_What you will do_
From the entries that follow, list every line in which the string "highlighted" appears.

++++ Dataset extract

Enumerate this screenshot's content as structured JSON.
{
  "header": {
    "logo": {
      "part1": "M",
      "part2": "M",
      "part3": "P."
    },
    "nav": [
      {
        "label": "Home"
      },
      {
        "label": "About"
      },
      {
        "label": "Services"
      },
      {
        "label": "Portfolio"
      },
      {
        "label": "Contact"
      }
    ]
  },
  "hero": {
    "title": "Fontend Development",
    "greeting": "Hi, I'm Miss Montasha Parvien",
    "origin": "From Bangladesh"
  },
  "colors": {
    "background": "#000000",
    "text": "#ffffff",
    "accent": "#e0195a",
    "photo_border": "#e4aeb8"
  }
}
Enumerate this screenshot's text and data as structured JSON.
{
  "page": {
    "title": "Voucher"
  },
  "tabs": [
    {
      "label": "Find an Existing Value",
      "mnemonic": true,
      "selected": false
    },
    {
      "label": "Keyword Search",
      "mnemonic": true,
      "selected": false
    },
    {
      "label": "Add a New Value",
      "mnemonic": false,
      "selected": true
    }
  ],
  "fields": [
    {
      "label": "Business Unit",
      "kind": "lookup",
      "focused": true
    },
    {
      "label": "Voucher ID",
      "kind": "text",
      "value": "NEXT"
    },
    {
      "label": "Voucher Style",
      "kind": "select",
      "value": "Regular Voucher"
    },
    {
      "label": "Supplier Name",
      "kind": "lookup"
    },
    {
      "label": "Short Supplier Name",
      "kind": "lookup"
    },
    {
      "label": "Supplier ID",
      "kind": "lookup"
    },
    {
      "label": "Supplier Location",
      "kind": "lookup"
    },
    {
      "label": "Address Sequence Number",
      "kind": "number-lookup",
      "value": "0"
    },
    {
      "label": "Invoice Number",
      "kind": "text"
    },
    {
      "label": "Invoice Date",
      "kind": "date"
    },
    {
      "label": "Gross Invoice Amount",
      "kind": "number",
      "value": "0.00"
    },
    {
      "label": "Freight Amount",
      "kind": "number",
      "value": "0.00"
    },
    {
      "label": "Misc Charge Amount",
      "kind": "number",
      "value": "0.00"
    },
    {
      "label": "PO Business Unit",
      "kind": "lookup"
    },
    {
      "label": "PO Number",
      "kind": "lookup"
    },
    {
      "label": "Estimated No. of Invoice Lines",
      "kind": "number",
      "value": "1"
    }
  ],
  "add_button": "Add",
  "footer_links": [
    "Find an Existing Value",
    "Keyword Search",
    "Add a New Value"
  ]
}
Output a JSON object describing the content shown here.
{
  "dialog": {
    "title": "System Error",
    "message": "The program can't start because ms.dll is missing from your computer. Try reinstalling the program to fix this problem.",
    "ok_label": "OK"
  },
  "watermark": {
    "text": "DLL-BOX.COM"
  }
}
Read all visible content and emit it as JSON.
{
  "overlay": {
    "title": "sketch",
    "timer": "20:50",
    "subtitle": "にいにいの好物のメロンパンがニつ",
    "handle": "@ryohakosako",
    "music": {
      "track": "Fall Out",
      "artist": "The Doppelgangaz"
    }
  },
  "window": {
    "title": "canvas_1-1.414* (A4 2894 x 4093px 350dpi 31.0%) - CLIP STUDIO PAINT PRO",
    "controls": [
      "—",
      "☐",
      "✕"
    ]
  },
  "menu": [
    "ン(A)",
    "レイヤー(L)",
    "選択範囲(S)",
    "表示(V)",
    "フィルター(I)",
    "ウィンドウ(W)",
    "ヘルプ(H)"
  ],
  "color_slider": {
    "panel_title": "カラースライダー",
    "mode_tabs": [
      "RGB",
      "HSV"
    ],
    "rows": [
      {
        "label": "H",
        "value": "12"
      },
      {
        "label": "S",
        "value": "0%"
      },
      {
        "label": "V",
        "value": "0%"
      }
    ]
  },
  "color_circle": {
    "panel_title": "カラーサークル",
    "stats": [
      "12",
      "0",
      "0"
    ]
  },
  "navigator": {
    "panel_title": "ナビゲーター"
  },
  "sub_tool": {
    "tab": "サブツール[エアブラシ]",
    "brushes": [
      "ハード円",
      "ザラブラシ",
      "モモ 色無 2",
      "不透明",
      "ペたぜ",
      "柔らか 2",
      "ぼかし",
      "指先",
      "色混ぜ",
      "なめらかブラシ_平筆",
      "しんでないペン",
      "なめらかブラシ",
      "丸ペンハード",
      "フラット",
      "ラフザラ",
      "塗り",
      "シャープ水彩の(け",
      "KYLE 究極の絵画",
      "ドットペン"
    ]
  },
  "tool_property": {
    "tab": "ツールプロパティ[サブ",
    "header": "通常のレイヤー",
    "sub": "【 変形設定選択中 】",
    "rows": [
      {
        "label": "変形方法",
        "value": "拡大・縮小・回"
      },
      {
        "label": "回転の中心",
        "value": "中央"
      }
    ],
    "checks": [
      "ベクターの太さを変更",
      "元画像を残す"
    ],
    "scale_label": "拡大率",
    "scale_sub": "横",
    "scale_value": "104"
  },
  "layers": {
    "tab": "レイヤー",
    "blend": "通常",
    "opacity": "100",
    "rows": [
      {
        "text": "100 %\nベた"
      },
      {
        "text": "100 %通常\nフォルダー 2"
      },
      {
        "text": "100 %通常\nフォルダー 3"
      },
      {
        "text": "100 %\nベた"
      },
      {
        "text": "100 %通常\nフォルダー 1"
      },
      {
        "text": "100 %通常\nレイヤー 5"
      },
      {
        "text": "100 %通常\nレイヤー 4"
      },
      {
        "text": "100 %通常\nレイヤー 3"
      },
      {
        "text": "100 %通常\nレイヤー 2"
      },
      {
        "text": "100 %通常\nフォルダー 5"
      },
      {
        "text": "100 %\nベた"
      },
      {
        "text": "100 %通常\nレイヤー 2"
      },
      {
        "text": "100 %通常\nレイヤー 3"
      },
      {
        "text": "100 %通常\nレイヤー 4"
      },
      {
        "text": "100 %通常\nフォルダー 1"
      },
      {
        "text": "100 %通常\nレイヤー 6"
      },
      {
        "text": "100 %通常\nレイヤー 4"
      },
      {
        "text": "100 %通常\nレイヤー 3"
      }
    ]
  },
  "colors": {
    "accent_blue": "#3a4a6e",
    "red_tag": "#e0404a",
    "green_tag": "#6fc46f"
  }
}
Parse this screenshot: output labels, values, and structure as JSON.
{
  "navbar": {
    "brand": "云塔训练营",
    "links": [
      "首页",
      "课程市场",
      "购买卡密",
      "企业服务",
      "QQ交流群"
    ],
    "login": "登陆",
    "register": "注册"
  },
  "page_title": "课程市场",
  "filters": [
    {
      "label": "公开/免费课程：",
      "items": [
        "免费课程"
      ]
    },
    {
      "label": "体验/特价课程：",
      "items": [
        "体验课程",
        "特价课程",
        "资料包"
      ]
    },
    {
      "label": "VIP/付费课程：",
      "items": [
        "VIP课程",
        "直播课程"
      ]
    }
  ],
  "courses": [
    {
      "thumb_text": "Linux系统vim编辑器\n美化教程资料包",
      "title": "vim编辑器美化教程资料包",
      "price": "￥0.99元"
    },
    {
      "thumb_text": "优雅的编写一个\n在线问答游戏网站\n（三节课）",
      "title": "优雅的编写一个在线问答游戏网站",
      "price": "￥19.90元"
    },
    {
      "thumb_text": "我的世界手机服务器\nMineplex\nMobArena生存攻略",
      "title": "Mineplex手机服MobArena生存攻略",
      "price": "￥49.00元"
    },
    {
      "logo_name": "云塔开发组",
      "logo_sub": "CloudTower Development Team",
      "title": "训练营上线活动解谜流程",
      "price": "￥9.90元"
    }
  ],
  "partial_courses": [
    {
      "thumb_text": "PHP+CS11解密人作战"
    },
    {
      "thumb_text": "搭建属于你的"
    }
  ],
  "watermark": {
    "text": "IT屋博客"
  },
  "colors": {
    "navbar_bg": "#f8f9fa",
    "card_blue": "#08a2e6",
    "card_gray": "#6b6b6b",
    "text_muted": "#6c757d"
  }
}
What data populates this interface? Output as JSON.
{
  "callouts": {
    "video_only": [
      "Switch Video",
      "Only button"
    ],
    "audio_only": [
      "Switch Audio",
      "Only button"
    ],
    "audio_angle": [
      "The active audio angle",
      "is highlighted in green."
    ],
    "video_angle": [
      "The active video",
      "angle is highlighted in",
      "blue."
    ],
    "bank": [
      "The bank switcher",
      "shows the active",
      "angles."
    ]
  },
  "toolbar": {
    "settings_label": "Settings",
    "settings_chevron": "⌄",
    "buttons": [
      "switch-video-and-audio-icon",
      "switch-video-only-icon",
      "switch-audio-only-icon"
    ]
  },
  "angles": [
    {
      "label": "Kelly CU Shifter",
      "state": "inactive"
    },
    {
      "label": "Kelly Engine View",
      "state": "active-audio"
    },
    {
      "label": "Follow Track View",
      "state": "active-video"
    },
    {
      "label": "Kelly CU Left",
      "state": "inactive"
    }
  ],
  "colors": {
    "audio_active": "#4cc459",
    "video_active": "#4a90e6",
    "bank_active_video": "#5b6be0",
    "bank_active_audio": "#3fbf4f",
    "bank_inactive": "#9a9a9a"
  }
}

++++++++

_Result_
      "is highlighted in green."
      "angle is highlighted in",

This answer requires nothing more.